- [Requirements] Output the data below in full, character for character.

Collected data entries:
— Begin —

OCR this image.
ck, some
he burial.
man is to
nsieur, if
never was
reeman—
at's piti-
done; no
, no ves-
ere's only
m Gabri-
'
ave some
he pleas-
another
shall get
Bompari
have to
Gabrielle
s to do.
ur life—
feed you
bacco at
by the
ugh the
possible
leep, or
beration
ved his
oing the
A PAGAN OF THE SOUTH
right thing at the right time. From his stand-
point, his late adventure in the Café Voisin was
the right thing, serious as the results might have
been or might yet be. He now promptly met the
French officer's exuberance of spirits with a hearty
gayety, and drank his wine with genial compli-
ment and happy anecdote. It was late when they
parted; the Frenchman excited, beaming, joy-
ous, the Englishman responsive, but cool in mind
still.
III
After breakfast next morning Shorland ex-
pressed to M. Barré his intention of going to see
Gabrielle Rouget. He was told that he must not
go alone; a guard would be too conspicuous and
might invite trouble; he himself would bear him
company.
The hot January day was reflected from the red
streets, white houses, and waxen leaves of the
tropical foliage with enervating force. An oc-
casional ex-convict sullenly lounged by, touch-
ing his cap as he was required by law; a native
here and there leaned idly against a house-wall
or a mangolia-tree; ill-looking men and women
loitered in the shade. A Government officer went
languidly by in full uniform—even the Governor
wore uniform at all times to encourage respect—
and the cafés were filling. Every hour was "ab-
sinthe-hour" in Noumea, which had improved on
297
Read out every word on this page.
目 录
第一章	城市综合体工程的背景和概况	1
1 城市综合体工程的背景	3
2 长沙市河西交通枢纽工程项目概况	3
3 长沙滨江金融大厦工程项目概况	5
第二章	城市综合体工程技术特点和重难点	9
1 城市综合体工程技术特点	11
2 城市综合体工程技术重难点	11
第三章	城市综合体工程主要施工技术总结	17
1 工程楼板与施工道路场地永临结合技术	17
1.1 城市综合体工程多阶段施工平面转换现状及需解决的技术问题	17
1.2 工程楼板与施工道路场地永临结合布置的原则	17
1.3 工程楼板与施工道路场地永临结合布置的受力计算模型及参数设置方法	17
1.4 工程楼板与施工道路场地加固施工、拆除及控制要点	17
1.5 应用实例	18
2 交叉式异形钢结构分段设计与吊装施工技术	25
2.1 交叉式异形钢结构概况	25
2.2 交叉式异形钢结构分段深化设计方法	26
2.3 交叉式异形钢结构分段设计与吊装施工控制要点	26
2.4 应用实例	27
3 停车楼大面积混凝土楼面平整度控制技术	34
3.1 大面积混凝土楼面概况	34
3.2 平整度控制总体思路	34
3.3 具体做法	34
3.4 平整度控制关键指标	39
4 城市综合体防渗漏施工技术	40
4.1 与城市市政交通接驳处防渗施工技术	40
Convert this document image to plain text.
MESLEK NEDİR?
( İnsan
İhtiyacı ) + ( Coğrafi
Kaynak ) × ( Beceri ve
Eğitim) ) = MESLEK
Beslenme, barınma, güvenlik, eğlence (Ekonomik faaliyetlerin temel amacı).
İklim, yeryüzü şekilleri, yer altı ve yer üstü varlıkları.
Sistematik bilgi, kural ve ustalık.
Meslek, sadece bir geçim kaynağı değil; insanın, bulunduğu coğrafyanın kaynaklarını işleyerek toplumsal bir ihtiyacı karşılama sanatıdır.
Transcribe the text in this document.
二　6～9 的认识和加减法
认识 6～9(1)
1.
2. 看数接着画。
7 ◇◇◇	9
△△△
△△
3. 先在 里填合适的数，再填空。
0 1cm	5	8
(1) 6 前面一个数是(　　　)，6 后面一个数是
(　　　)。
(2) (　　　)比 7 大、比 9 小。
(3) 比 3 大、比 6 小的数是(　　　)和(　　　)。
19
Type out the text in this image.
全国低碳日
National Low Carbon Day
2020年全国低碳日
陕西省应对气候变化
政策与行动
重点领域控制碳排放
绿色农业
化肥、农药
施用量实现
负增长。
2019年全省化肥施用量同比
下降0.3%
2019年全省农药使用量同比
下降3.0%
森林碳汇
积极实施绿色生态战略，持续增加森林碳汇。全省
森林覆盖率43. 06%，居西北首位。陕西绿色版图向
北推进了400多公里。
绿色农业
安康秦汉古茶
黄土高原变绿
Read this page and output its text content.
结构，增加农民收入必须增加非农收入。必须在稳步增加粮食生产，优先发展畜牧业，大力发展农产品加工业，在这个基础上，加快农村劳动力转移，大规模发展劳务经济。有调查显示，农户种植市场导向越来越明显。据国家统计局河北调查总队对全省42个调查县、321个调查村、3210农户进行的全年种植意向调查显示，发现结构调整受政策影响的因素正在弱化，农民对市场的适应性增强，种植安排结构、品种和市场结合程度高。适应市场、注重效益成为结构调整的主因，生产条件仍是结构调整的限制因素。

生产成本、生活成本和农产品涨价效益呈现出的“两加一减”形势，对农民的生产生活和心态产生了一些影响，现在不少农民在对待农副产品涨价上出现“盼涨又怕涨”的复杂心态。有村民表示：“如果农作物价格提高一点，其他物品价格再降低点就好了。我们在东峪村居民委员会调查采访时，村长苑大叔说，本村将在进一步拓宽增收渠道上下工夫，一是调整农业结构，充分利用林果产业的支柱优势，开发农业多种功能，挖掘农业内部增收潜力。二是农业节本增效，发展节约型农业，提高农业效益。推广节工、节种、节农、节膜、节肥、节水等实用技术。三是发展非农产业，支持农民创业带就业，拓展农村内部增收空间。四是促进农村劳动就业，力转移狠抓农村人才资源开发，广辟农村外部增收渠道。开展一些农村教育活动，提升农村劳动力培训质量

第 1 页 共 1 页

— End —

- [Task output]
OCR this image.
ck, some
he burial.
man is to
nsieur, if
never was
reeman—
at's piti-
done; no
, no ves-
ere's only
m Gabri-
'
ave some
he pleas-
another
shall get
Bompari
have to
Gabrielle
s to do.
ur life—
feed you
bacco at
by the
ugh the
possible
leep, or
beration
ved his
oing the
A PAGAN OF THE SOUTH
right thing at the right time. From his stand-
point, his late adventure in the Café Voisin was
the right thing, serious as the results might have
been or might yet be. He now promptly met the
French officer's exuberance of spirits with a hearty
gayety, and drank his wine with genial compli-
ment and happy anecdote. It was late when they
parted; the Frenchman excited, beaming, joy-
ous, the Englishman responsive, but cool in mind
still.
III
After breakfast next morning Shorland ex-
pressed to M. Barré his intention of going to see
Gabrielle Rouget. He was told that he must not
go alone; a guard would be too conspicuous and
might invite trouble; he himself would bear him
company.
The hot January day was reflected from the red
streets, white houses, and waxen leaves of the
tropical foliage with enervating force. An oc-
casional ex-convict sullenly lounged by, touch-
ing his cap as he was required by law; a native
here and there leaned idly against a house-wall
or a mangolia-tree; ill-looking men and women
loitered in the shade. A Government officer went
languidly by in full uniform—even the Governor
wore uniform at all times to encourage respect—
and the cafés were filling. Every hour was "ab-
sinthe-hour" in Noumea, which had improved on
297
Read out every word on this page.
目 录
第一章	城市综合体工程的背景和概况	1
1 城市综合体工程的背景	3
2 长沙市河西交通枢纽工程项目概况	3
3 长沙滨江金融大厦工程项目概况	5
第二章	城市综合体工程技术特点和重难点	9
1 城市综合体工程技术特点	11
2 城市综合体工程技术重难点	11
第三章	城市综合体工程主要施工技术总结	17
1 工程楼板与施工道路场地永临结合技术	17
1.1 城市综合体工程多阶段施工平面转换现状及需解决的技术问题	17
1.2 工程楼板与施工道路场地永临结合布置的原则	17
1.3 工程楼板与施工道路场地永临结合布置的受力计算模型及参数设置方法	17
1.4 工程楼板与施工道路场地加固施工、拆除及控制要点	17
1.5 应用实例	18
2 交叉式异形钢结构分段设计与吊装施工技术	25
2.1 交叉式异形钢结构概况	25
2.2 交叉式异形钢结构分段深化设计方法	26
2.3 交叉式异形钢结构分段设计与吊装施工控制要点	26
2.4 应用实例	27
3 停车楼大面积混凝土楼面平整度控制技术	34
3.1 大面积混凝土楼面概况	34
3.2 平整度控制总体思路	34
3.3 具体做法	34
3.4 平整度控制关键指标	39
4 城市综合体防渗漏施工技术	40
4.1 与城市市政交通接驳处防渗施工技术	40
Convert this document image to plain text.
MESLEK NEDİR?
( İnsan
İhtiyacı ) + ( Coğrafi
Kaynak ) × ( Beceri ve
Eğitim) ) = MESLEK
Beslenme, barınma, güvenlik, eğlence (Ekonomik faaliyetlerin temel amacı).
İklim, yeryüzü şekilleri, yer altı ve yer üstü varlıkları.
Sistematik bilgi, kural ve ustalık.
Meslek, sadece bir geçim kaynağı değil; insanın, bulunduğu coğrafyanın kaynaklarını işleyerek toplumsal bir ihtiyacı karşılama sanatıdır.
Transcribe the text in this document.
二　6～9 的认识和加减法
认识 6～9(1)
1.
2. 看数接着画。
7 ◇◇◇	9
△△△
△△
3. 先在 里填合适的数，再填空。
0 1cm	5	8
(1) 6 前面一个数是(　　　)，6 后面一个数是
(　　　)。
(2) (　　　)比 7 大、比 9 小。
(3) 比 3 大、比 6 小的数是(　　　)和(　　　)。
19
Type out the text in this image.
全国低碳日
National Low Carbon Day
2020年全国低碳日
陕西省应对气候变化
政策与行动
重点领域控制碳排放
绿色农业
化肥、农药
施用量实现
负增长。
2019年全省化肥施用量同比
下降0.3%
2019年全省农药使用量同比
下降3.0%
森林碳汇
积极实施绿色生态战略，持续增加森林碳汇。全省
森林覆盖率43. 06%，居西北首位。陕西绿色版图向
北推进了400多公里。
绿色农业
安康秦汉古茶
黄土高原变绿
Read this page and output its text content.
结构，增加农民收入必须增加非农收入。必须在稳步增加粮食生产，优先发展畜牧业，大力发展农产品加工业，在这个基础上，加快农村劳动力转移，大规模发展劳务经济。有调查显示，农户种植市场导向越来越明显。据国家统计局河北调查总队对全省42个调查县、321个调查村、3210农户进行的全年种植意向调查显示，发现结构调整受政策影响的因素正在弱化，农民对市场的适应性增强，种植安排结构、品种和市场结合程度高。适应市场、注重效益成为结构调整的主因，生产条件仍是结构调整的限制因素。

生产成本、生活成本和农产品涨价效益呈现出的“两加一减”形势，对农民的生产生活和心态产生了一些影响，现在不少农民在对待农副产品涨价上出现“盼涨又怕涨”的复杂心态。有村民表示：“如果农作物价格提高一点，其他物品价格再降低点就好了。我们在东峪村居民委员会调查采访时，村长苑大叔说，本村将在进一步拓宽增收渠道上下工夫，一是调整农业结构，充分利用林果产业的支柱优势，开发农业多种功能，挖掘农业内部增收潜力。二是农业节本增效，发展节约型农业，提高农业效益。推广节工、节种、节农、节膜、节肥、节水等实用技术。三是发展非农产业，支持农民创业带就业，拓展农村内部增收空间。四是促进农村劳动就业，力转移狠抓农村人才资源开发，广辟农村外部增收渠道。开展一些农村教育活动，提升农村劳动力培训质量

第 1 页 共 1 页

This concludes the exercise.